■ **What to produce**: Repeat exactly the lines below, from the line containing "Transcribe this image's" through the last line, both included. Leave out any pictures.
--- start ---
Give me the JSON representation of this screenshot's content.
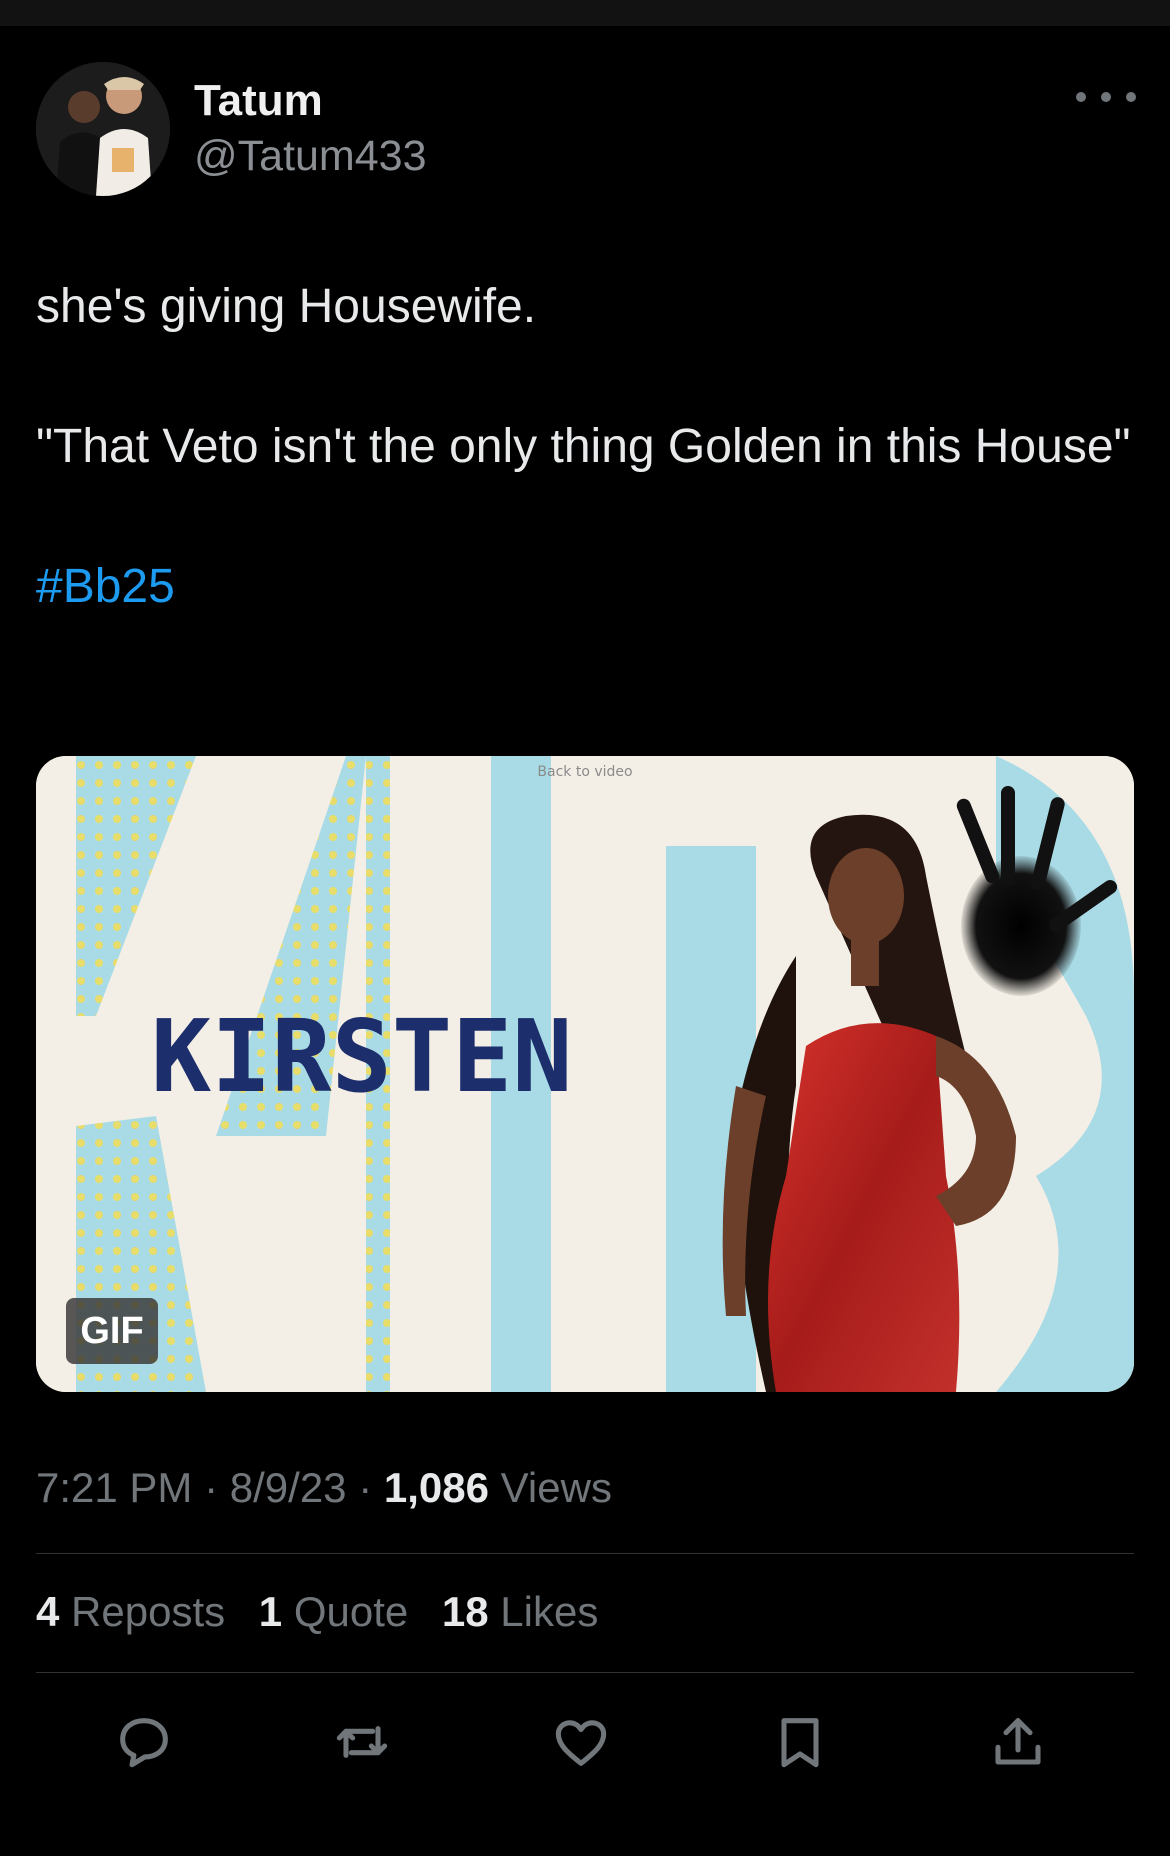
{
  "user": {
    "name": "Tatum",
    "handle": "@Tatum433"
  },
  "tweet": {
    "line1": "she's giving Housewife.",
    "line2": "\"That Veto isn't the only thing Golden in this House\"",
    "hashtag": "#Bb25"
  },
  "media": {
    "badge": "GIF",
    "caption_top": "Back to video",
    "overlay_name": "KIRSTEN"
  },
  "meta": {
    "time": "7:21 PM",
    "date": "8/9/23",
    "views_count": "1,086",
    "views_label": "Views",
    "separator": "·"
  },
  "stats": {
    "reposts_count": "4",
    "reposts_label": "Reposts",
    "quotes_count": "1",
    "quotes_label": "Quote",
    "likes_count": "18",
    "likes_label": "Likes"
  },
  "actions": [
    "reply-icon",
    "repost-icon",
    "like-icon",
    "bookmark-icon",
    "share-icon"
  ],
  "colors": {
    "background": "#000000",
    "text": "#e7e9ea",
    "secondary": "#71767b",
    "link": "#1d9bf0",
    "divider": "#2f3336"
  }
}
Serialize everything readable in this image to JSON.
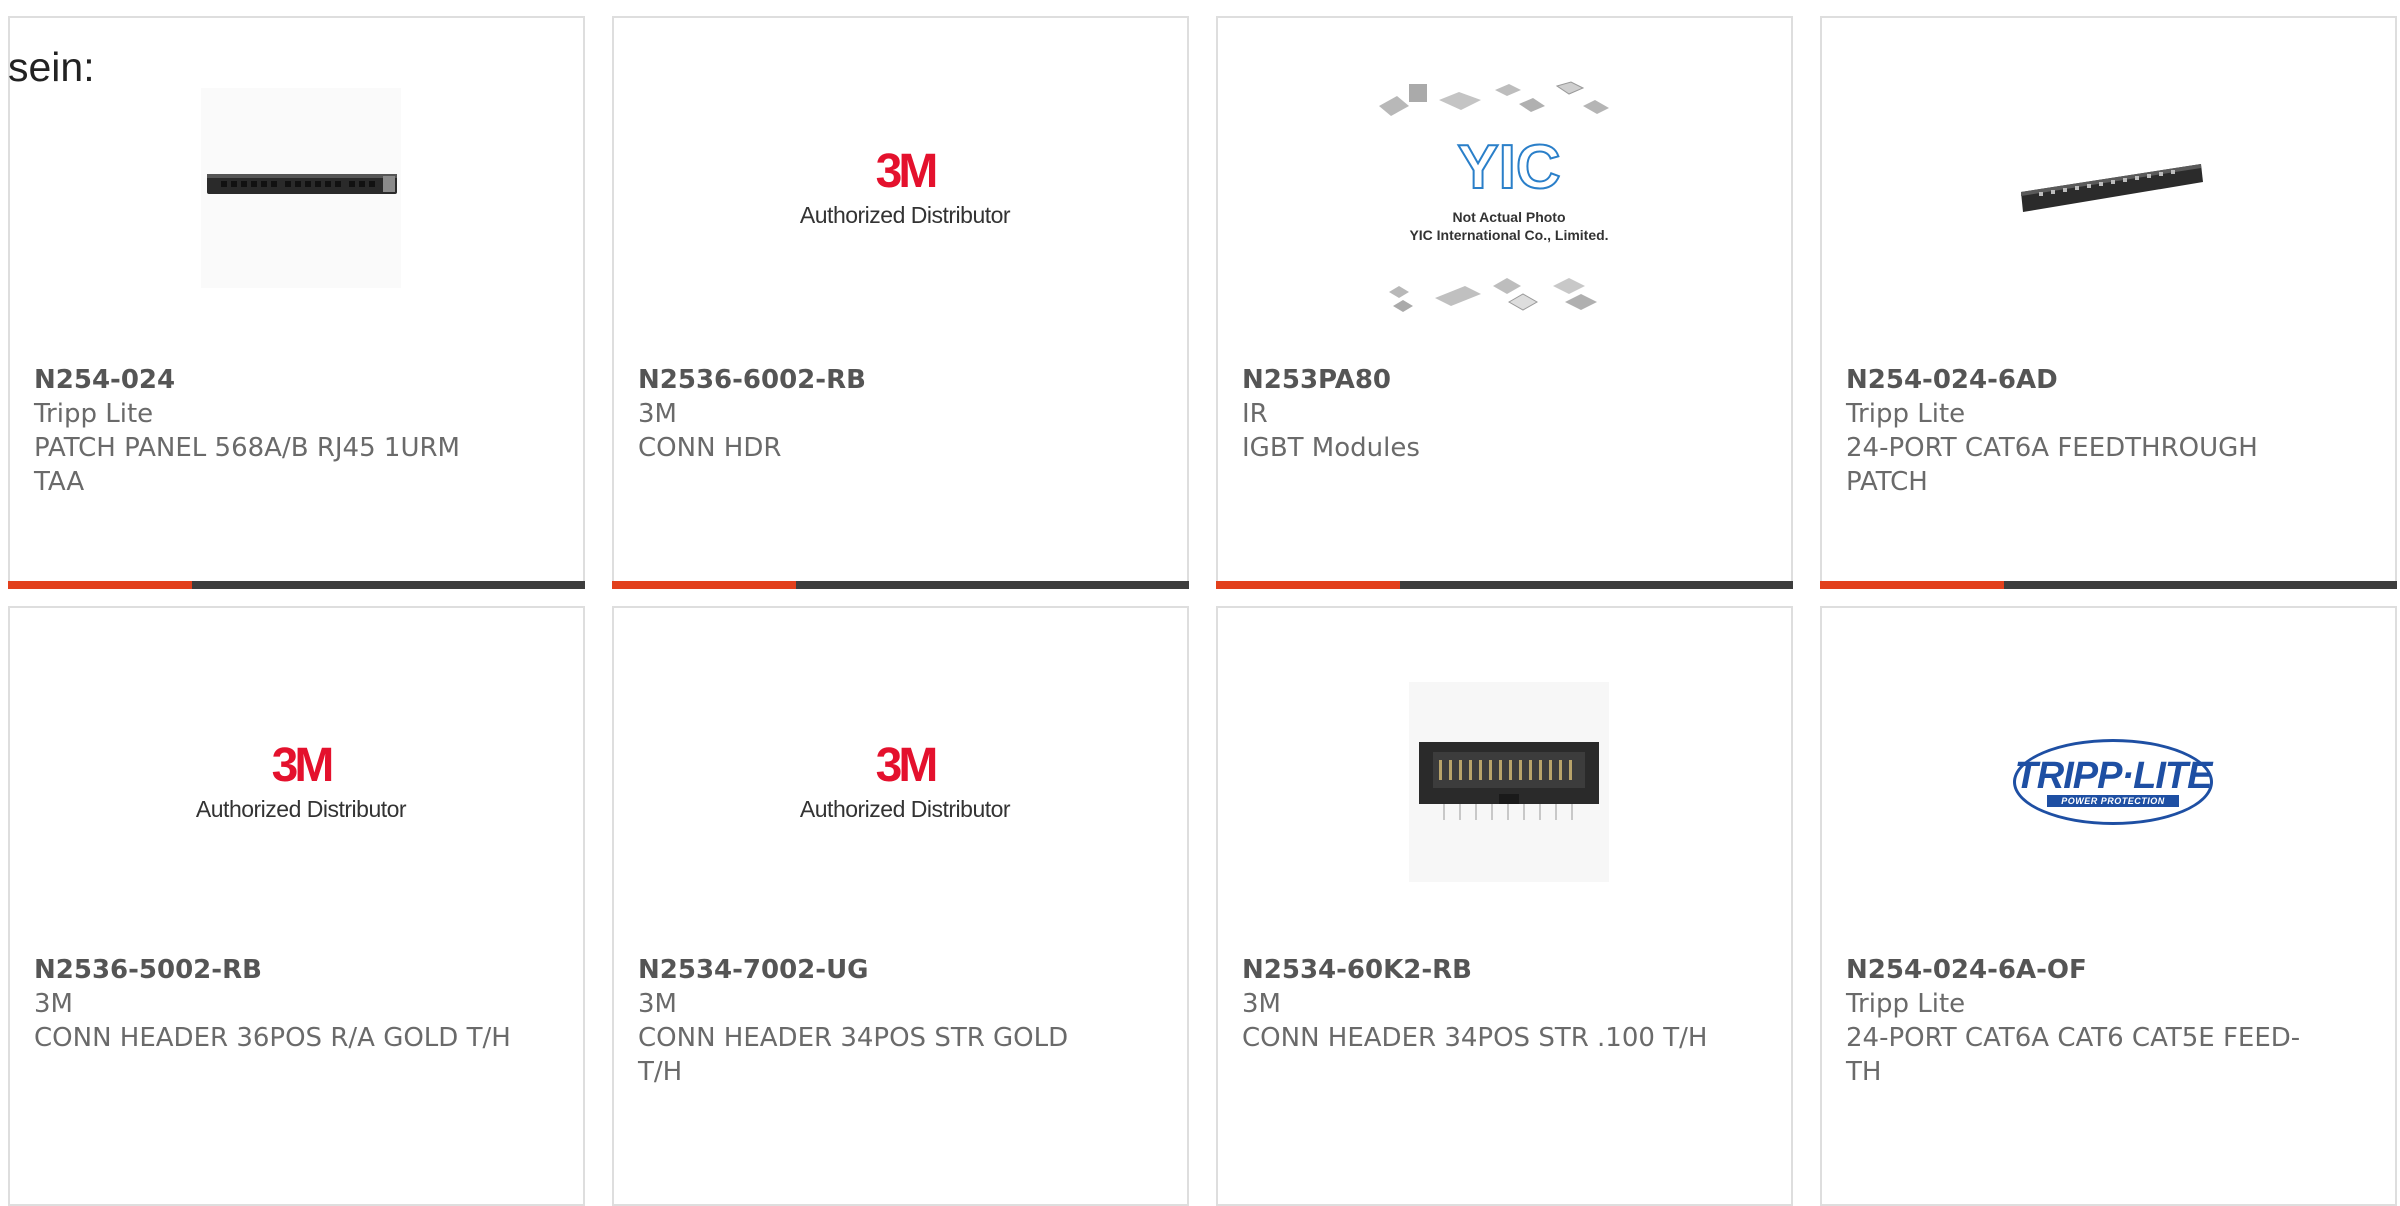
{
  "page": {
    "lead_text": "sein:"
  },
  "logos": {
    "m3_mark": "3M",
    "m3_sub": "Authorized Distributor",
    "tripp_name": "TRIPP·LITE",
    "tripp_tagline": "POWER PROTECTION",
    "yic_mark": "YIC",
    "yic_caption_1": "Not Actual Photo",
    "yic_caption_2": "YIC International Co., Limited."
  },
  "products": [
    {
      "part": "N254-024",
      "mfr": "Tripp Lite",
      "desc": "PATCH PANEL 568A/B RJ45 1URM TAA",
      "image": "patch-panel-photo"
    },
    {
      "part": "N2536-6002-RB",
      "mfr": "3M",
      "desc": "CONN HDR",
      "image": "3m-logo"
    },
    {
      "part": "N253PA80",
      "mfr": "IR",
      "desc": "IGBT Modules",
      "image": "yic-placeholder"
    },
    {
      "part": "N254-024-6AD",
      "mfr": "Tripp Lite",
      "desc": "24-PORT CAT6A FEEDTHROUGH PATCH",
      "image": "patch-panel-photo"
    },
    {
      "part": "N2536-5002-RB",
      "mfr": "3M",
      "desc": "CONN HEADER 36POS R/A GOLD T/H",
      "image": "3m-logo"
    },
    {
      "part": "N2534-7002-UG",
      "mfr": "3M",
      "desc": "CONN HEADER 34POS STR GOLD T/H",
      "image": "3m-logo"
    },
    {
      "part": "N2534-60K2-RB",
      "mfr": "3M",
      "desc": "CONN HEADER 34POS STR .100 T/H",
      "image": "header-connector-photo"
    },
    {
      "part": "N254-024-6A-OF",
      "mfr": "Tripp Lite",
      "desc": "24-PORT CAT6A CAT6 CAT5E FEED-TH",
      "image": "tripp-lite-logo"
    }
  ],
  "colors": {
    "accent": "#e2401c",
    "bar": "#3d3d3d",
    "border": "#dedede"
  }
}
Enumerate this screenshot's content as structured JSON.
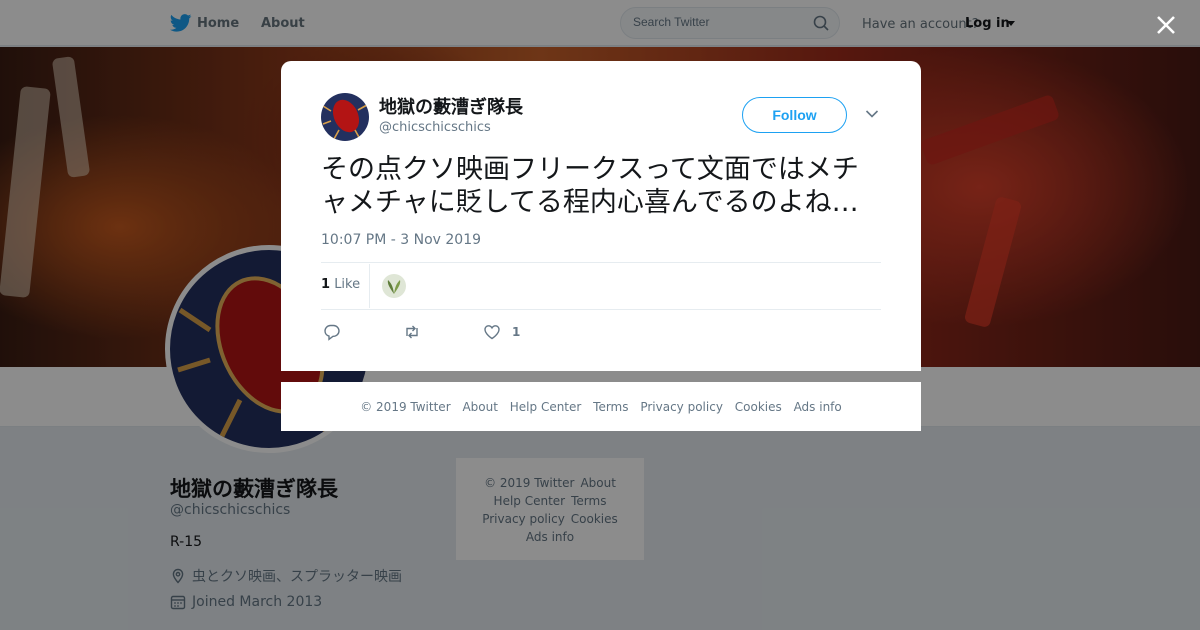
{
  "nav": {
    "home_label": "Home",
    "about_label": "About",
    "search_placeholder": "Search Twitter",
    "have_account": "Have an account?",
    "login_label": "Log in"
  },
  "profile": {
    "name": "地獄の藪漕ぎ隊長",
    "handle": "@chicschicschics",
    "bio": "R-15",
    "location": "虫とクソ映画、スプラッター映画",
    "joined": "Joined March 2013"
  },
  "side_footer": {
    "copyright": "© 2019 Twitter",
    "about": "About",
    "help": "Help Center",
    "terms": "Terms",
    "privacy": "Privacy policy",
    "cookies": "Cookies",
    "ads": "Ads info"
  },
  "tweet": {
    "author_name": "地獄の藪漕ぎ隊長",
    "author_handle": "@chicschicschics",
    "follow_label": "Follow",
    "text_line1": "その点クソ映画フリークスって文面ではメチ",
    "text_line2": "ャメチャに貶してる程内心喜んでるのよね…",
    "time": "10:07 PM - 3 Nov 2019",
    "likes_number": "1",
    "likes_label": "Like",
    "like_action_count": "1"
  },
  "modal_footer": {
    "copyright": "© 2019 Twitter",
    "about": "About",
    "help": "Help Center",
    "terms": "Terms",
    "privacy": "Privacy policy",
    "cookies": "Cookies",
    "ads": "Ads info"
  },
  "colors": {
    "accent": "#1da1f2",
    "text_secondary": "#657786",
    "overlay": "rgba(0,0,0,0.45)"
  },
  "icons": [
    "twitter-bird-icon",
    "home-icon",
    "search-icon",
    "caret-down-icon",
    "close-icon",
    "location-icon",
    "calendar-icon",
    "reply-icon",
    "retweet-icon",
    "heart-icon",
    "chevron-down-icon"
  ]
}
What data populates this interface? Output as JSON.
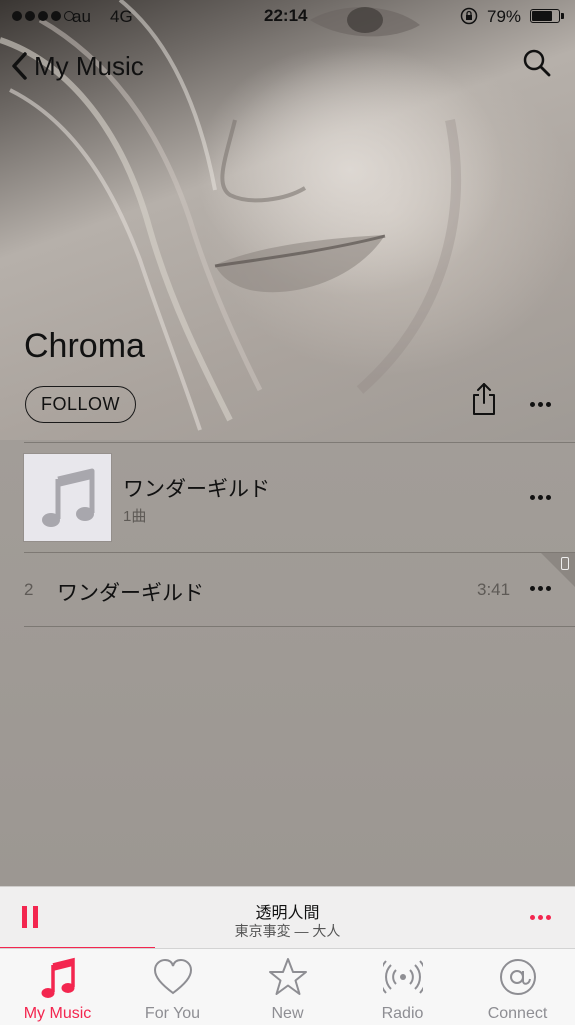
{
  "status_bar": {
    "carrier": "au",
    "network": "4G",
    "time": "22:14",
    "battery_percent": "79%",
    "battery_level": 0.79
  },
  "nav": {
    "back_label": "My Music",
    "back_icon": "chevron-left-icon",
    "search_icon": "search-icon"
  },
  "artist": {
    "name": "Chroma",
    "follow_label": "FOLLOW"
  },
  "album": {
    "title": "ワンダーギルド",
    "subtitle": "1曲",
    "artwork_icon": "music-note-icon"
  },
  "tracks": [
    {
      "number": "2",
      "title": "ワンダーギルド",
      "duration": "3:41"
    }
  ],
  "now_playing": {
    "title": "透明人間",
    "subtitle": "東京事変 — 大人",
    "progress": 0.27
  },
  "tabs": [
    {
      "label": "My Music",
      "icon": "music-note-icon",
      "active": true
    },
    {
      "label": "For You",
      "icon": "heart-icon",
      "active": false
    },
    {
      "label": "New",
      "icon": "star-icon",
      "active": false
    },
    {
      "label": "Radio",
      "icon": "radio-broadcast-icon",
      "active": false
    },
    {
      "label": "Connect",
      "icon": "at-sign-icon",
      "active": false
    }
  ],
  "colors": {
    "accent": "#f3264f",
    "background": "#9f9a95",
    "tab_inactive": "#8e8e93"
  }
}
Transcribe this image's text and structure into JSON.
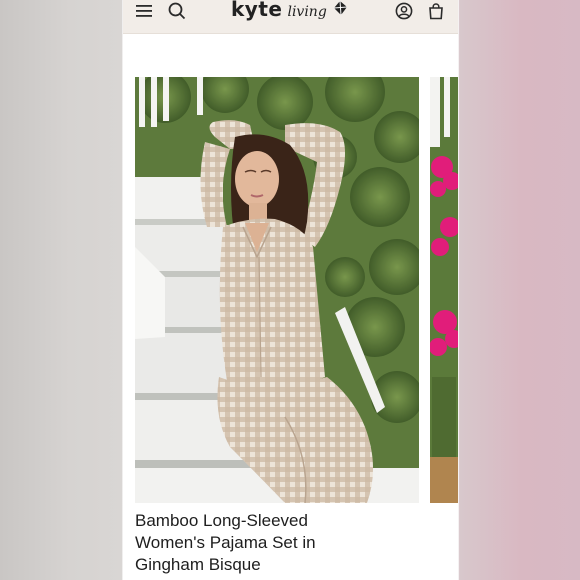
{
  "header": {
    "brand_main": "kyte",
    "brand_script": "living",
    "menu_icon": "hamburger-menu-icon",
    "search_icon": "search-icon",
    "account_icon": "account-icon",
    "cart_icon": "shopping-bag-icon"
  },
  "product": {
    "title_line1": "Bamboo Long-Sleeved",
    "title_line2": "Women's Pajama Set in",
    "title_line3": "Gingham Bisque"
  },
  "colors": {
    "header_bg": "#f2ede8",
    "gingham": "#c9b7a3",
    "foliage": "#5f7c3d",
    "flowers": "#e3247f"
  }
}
--- end ---
■ **Worked solution**:
Transcribe this image's text and structure into JSON.
{
  "header": {
    "brand_main": "kyte",
    "brand_script": "living",
    "menu_icon": "hamburger-menu-icon",
    "search_icon": "search-icon",
    "account_icon": "account-icon",
    "cart_icon": "shopping-bag-icon"
  },
  "product": {
    "title_line1": "Bamboo Long-Sleeved",
    "title_line2": "Women's Pajama Set in",
    "title_line3": "Gingham Bisque"
  },
  "colors": {
    "header_bg": "#f2ede8",
    "gingham": "#c9b7a3",
    "foliage": "#5f7c3d",
    "flowers": "#e3247f"
  }
}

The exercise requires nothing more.